## begin LISTED ENTRIES

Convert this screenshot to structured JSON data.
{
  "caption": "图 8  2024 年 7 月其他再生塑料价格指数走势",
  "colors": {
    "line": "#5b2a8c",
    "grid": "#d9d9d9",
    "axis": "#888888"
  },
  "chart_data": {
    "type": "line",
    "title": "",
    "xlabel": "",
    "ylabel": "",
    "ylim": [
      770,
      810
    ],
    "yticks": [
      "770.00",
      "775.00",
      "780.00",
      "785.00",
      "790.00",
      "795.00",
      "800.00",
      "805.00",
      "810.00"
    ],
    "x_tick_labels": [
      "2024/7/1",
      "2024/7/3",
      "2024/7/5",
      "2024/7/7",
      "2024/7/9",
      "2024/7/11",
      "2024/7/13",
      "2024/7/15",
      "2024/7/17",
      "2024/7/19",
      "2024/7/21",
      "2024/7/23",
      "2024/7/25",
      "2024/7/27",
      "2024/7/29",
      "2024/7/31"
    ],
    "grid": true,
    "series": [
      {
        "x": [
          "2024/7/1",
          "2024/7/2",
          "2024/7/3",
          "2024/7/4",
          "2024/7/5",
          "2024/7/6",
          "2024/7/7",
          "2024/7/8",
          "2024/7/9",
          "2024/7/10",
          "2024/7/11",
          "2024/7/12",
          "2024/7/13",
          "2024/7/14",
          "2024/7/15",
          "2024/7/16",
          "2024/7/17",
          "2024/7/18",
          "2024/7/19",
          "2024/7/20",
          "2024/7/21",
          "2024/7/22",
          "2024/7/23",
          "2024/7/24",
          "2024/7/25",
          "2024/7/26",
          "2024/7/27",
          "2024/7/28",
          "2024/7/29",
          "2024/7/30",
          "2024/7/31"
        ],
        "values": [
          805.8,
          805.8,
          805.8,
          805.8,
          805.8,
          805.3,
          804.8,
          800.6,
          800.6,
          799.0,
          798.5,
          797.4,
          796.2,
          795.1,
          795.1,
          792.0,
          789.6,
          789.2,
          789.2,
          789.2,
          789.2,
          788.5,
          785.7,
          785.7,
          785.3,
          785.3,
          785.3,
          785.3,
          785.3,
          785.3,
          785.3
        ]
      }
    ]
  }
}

## end LISTED ENTRIES

Repeat the lines above exactly.

Convert this screenshot to structured JSON data.
{
  "caption": "图 8  2024 年 7 月其他再生塑料价格指数走势",
  "colors": {
    "line": "#5b2a8c",
    "grid": "#d9d9d9",
    "axis": "#888888"
  },
  "chart_data": {
    "type": "line",
    "title": "",
    "xlabel": "",
    "ylabel": "",
    "ylim": [
      770,
      810
    ],
    "yticks": [
      "770.00",
      "775.00",
      "780.00",
      "785.00",
      "790.00",
      "795.00",
      "800.00",
      "805.00",
      "810.00"
    ],
    "x_tick_labels": [
      "2024/7/1",
      "2024/7/3",
      "2024/7/5",
      "2024/7/7",
      "2024/7/9",
      "2024/7/11",
      "2024/7/13",
      "2024/7/15",
      "2024/7/17",
      "2024/7/19",
      "2024/7/21",
      "2024/7/23",
      "2024/7/25",
      "2024/7/27",
      "2024/7/29",
      "2024/7/31"
    ],
    "grid": true,
    "series": [
      {
        "x": [
          "2024/7/1",
          "2024/7/2",
          "2024/7/3",
          "2024/7/4",
          "2024/7/5",
          "2024/7/6",
          "2024/7/7",
          "2024/7/8",
          "2024/7/9",
          "2024/7/10",
          "2024/7/11",
          "2024/7/12",
          "2024/7/13",
          "2024/7/14",
          "2024/7/15",
          "2024/7/16",
          "2024/7/17",
          "2024/7/18",
          "2024/7/19",
          "2024/7/20",
          "2024/7/21",
          "2024/7/22",
          "2024/7/23",
          "2024/7/24",
          "2024/7/25",
          "2024/7/26",
          "2024/7/27",
          "2024/7/28",
          "2024/7/29",
          "2024/7/30",
          "2024/7/31"
        ],
        "values": [
          805.8,
          805.8,
          805.8,
          805.8,
          805.8,
          805.3,
          804.8,
          800.6,
          800.6,
          799.0,
          798.5,
          797.4,
          796.2,
          795.1,
          795.1,
          792.0,
          789.6,
          789.2,
          789.2,
          789.2,
          789.2,
          788.5,
          785.7,
          785.7,
          785.3,
          785.3,
          785.3,
          785.3,
          785.3,
          785.3,
          785.3
        ]
      }
    ]
  }
}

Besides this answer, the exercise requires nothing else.